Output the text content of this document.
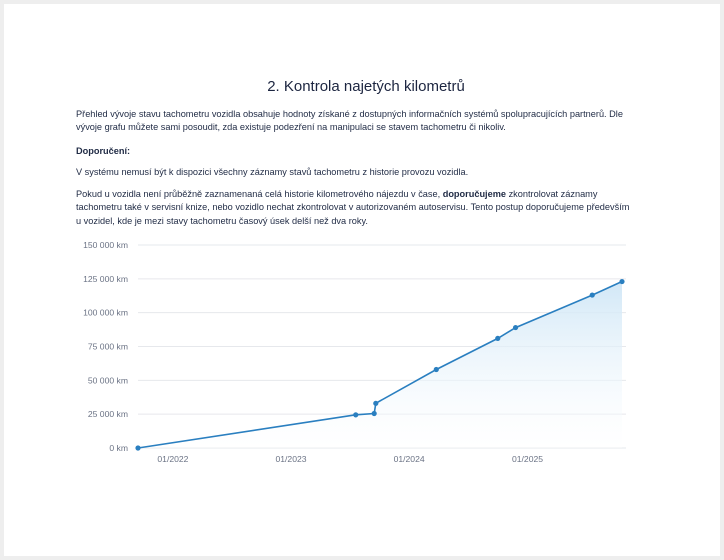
2. Kontrola najetých kilometrů
Přehled vývoje stavu tachometru vozidla obsahuje hodnoty získané z dostupných informačních systémů spolupracujících partnerů. Dle vývoje grafu můžete sami posoudit, zda existuje podezření na manipulaci se stavem tachometru či nikoliv.
Doporučení:
V systému nemusí být k dispozici všechny záznamy stavů tachometru z historie provozu vozidla.
Pokud u vozidla není průběžně zaznamenaná celá historie kilometrového nájezdu v čase, doporučujeme zkontrolovat záznamy tachometru také v servisní knize, nebo vozidlo nechat zkontrolovat v autorizovaném autoservisu. Tento postup doporučujeme především u vozidel, kde je mezi stavy tachometru časový úsek delší než dva roky.
0 km
25 000 km
50 000 km
75 000 km
100 000 km
125 000 km
150 000 km
01/2022	01/2023	01/2024	01/2025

::::

• _WRITTEN TASK_
Output all of the data exactly as it stands, minus any images.

• _RESPONSE TO THE EXERCISE_
Output the text content of this document.
2. Kontrola najetých kilometrů
Přehled vývoje stavu tachometru vozidla obsahuje hodnoty získané z dostupných informačních systémů spolupracujících partnerů. Dle vývoje grafu můžete sami posoudit, zda existuje podezření na manipulaci se stavem tachometru či nikoliv.
Doporučení:
V systému nemusí být k dispozici všechny záznamy stavů tachometru z historie provozu vozidla.
Pokud u vozidla není průběžně zaznamenaná celá historie kilometrového nájezdu v čase, doporučujeme zkontrolovat záznamy tachometru také v servisní knize, nebo vozidlo nechat zkontrolovat v autorizovaném autoservisu. Tento postup doporučujeme především u vozidel, kde je mezi stavy tachometru časový úsek delší než dva roky.
0 km
25 000 km
50 000 km
75 000 km
100 000 km
125 000 km
150 000 km
01/2022	01/2023	01/2024	01/2025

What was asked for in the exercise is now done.